What the task requires = Give the number of lines in the records below that include "Fruits", and nothing more.

Dataset records =

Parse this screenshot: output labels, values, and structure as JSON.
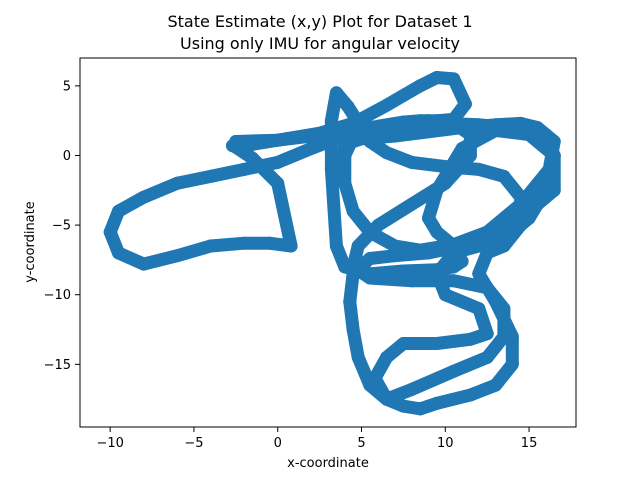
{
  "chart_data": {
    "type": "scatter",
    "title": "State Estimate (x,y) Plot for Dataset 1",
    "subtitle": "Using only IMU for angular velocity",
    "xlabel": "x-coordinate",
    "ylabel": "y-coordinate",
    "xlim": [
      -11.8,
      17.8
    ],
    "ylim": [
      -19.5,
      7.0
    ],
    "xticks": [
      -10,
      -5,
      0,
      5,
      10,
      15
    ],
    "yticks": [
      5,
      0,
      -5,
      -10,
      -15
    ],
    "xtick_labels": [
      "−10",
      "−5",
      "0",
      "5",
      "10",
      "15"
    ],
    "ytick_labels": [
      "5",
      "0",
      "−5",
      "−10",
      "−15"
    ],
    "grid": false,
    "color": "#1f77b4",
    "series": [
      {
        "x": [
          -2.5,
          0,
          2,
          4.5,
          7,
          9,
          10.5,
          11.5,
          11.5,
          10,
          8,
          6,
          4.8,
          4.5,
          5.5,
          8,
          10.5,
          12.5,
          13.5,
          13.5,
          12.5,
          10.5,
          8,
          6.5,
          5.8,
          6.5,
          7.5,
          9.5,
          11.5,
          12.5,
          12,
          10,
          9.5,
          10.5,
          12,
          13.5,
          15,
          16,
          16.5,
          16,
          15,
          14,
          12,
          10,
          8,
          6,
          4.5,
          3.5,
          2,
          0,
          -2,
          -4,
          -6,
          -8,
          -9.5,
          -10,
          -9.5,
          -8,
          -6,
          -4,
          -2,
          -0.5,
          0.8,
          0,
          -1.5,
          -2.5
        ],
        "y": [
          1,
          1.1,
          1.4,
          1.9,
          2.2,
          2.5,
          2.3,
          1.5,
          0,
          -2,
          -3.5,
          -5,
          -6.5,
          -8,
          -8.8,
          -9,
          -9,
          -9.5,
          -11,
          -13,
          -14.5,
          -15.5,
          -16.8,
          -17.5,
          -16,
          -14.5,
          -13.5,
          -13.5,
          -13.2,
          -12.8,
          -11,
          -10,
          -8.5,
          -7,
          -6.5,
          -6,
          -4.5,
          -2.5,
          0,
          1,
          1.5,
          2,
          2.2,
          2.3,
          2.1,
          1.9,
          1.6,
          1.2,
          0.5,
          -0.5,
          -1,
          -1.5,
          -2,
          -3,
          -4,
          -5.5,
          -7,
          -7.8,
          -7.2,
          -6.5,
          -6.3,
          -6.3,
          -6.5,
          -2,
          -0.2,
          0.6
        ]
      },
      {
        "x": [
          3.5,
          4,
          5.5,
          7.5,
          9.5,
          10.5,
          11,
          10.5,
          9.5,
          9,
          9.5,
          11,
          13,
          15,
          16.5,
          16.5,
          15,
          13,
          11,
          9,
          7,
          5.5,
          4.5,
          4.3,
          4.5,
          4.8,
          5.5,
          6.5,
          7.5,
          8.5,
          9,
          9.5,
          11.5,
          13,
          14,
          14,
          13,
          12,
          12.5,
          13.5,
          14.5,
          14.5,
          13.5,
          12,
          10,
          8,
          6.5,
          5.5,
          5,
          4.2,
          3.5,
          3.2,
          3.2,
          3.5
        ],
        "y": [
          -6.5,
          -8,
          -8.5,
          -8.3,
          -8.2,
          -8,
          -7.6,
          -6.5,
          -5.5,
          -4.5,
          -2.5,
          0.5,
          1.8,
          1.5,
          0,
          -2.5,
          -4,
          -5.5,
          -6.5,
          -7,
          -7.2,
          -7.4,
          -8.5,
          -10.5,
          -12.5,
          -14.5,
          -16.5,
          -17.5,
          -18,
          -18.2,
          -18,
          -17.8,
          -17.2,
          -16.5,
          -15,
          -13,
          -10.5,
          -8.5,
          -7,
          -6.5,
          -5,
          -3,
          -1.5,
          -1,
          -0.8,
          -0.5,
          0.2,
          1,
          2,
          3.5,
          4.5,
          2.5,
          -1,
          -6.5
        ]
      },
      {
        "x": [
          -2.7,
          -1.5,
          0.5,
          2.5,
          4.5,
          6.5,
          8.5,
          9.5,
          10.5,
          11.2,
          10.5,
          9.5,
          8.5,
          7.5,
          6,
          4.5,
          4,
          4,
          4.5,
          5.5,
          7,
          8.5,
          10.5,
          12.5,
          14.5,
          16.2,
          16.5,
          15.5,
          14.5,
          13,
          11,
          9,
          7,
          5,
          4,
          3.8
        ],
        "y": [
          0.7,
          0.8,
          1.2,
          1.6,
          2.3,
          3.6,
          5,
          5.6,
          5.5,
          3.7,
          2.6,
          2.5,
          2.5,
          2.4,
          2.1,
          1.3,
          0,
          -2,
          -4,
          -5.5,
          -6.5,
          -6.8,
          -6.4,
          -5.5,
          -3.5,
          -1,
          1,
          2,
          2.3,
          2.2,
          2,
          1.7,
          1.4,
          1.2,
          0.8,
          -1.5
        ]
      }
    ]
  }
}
* * *
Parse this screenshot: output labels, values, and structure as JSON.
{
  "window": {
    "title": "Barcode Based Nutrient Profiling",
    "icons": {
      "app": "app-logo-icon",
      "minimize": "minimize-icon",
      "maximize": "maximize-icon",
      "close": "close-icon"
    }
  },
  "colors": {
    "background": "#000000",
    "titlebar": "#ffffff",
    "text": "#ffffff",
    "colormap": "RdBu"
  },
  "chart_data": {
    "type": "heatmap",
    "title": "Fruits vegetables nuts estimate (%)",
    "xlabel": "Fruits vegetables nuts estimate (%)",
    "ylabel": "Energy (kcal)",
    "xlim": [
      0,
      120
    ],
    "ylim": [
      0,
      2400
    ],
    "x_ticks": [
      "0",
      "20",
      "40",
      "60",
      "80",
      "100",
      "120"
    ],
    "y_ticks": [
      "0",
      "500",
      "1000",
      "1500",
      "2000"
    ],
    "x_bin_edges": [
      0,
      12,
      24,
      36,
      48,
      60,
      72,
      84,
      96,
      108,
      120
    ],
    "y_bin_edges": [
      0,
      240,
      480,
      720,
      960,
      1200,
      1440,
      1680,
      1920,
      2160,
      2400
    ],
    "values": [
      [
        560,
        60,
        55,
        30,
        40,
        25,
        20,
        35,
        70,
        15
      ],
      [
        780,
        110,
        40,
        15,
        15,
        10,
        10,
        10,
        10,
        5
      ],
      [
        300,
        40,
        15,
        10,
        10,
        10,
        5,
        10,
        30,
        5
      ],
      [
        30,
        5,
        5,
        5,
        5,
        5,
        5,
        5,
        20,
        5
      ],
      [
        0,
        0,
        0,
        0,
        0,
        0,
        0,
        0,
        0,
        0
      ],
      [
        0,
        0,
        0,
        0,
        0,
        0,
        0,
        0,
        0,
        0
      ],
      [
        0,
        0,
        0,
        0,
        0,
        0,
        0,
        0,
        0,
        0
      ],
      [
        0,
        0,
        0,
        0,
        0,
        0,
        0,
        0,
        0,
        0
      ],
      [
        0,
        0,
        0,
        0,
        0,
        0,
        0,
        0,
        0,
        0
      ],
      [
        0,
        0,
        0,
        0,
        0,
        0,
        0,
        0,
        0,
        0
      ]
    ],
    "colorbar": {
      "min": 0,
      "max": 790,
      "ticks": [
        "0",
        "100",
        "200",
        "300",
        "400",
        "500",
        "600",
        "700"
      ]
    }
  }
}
* * *
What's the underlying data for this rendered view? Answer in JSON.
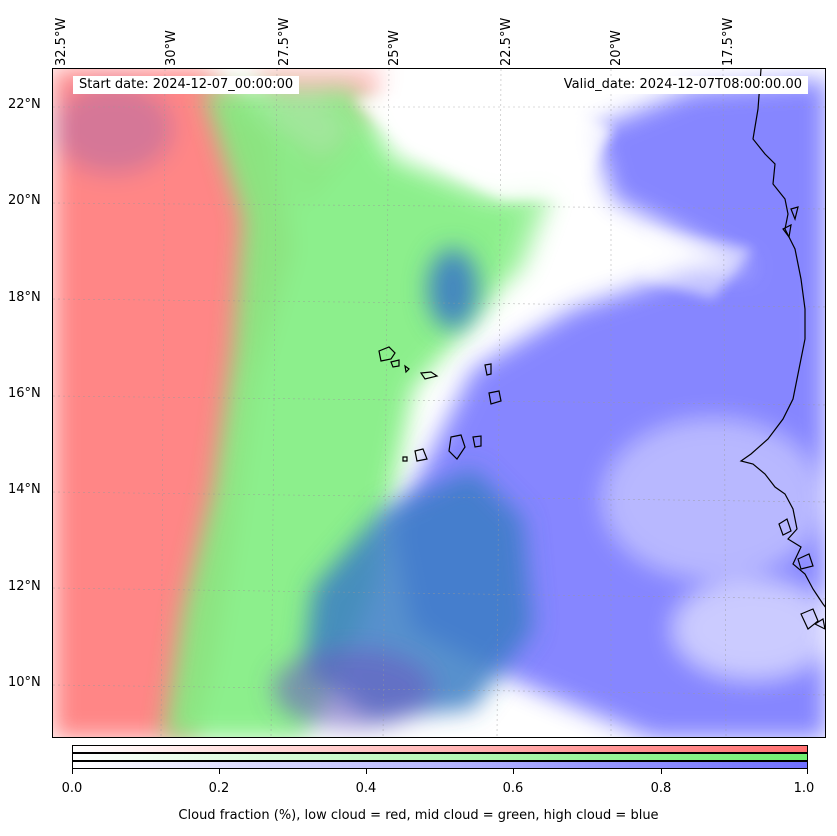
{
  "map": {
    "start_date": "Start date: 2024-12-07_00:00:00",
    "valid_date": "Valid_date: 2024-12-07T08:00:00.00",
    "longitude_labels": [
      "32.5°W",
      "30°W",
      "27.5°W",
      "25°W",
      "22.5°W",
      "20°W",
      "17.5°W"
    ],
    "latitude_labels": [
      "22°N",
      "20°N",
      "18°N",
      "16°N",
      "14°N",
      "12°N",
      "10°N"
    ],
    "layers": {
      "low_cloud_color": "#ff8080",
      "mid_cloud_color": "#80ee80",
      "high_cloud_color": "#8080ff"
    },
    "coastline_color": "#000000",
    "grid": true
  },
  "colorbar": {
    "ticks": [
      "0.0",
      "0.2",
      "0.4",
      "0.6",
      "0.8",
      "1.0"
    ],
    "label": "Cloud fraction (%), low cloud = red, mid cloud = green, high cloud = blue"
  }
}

Result of the exercise = 2